> **WHAT YOU ARE ASKED TO DO**
Beginning at the line that contains "OCR this image.", reproduce every line to the end of the material without changing any of them.

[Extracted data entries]
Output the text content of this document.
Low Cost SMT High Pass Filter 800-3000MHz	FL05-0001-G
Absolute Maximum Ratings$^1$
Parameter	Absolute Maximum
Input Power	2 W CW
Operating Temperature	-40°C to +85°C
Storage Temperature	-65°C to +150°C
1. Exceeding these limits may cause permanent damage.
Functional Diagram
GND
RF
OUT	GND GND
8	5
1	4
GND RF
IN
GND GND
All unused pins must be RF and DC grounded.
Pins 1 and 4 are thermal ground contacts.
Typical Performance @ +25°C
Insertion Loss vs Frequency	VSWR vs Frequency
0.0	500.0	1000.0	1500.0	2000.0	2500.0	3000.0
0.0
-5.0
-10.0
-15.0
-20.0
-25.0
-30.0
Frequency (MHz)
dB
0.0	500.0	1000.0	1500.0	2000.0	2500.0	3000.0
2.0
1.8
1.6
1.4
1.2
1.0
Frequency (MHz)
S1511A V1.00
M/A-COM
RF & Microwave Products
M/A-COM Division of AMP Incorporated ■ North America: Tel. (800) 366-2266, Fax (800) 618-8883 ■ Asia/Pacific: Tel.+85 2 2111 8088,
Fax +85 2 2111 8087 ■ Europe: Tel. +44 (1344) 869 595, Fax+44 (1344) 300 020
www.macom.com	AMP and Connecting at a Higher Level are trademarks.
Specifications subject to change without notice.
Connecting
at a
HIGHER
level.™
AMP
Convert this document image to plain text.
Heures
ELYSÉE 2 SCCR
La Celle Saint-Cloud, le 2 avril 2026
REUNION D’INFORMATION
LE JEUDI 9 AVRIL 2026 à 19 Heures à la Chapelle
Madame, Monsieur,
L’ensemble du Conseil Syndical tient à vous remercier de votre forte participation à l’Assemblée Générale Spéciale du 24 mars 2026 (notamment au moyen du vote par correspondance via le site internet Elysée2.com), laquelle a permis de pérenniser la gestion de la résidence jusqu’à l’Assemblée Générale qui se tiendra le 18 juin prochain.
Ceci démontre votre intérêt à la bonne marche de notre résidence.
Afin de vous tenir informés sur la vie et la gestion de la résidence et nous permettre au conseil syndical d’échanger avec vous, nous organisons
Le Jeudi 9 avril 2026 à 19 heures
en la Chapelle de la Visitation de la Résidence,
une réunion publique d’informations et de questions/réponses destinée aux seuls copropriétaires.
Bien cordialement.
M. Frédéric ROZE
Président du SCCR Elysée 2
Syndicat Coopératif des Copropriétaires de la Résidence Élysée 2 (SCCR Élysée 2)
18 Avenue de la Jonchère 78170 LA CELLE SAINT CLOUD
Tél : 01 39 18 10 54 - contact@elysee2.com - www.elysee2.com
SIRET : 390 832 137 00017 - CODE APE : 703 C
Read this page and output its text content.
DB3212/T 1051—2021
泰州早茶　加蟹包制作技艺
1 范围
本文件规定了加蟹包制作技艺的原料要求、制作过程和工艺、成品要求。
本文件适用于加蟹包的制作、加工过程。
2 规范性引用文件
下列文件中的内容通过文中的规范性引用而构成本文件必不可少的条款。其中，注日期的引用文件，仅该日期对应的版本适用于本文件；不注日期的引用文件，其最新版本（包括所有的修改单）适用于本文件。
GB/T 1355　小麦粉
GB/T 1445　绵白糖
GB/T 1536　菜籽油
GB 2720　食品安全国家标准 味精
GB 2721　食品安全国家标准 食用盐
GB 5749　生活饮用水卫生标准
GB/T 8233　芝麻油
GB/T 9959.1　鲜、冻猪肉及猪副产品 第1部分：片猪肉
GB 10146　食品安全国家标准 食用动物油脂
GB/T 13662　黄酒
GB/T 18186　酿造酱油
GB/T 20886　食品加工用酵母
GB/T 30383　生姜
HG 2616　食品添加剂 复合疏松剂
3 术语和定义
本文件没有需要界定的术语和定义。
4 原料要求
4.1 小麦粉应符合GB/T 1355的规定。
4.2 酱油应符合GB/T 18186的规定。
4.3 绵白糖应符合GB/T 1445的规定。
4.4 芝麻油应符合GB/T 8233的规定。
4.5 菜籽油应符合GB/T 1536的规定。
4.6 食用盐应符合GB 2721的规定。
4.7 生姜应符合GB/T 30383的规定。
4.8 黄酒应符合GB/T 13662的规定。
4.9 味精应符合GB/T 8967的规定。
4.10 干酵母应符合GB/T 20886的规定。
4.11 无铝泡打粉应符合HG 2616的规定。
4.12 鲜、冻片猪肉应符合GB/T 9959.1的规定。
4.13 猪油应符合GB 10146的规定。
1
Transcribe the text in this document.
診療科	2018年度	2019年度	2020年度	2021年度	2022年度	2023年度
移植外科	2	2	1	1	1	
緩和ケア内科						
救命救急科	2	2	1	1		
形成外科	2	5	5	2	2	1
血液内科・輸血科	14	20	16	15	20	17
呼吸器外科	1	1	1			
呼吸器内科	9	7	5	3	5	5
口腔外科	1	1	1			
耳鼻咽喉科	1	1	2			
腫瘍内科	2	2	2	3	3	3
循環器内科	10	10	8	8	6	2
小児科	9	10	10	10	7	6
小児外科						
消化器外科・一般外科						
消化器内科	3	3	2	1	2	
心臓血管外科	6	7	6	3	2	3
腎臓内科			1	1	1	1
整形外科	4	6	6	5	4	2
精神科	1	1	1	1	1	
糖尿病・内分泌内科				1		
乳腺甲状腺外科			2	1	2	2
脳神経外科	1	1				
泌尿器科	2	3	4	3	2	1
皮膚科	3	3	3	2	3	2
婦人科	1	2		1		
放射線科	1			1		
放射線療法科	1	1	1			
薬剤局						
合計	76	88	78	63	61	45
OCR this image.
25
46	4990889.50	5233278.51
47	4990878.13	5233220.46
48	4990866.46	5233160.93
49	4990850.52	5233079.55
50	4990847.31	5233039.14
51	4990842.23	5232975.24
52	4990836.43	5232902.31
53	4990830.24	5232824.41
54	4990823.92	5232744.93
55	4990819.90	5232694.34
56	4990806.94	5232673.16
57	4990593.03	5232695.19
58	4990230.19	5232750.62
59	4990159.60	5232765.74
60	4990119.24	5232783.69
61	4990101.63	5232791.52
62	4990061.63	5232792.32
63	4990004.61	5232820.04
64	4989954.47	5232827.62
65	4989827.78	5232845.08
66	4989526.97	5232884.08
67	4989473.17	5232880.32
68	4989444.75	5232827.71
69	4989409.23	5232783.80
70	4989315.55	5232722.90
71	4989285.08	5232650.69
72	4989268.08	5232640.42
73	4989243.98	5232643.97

> **ANSWER BELOW**
OCR this image.
25
46	4990889.50	5233278.51
47	4990878.13	5233220.46
48	4990866.46	5233160.93
49	4990850.52	5233079.55
50	4990847.31	5233039.14
51	4990842.23	5232975.24
52	4990836.43	5232902.31
53	4990830.24	5232824.41
54	4990823.92	5232744.93
55	4990819.90	5232694.34
56	4990806.94	5232673.16
57	4990593.03	5232695.19
58	4990230.19	5232750.62
59	4990159.60	5232765.74
60	4990119.24	5232783.69
61	4990101.63	5232791.52
62	4990061.63	5232792.32
63	4990004.61	5232820.04
64	4989954.47	5232827.62
65	4989827.78	5232845.08
66	4989526.97	5232884.08
67	4989473.17	5232880.32
68	4989444.75	5232827.71
69	4989409.23	5232783.80
70	4989315.55	5232722.90
71	4989285.08	5232650.69
72	4989268.08	5232640.42
73	4989243.98	5232643.97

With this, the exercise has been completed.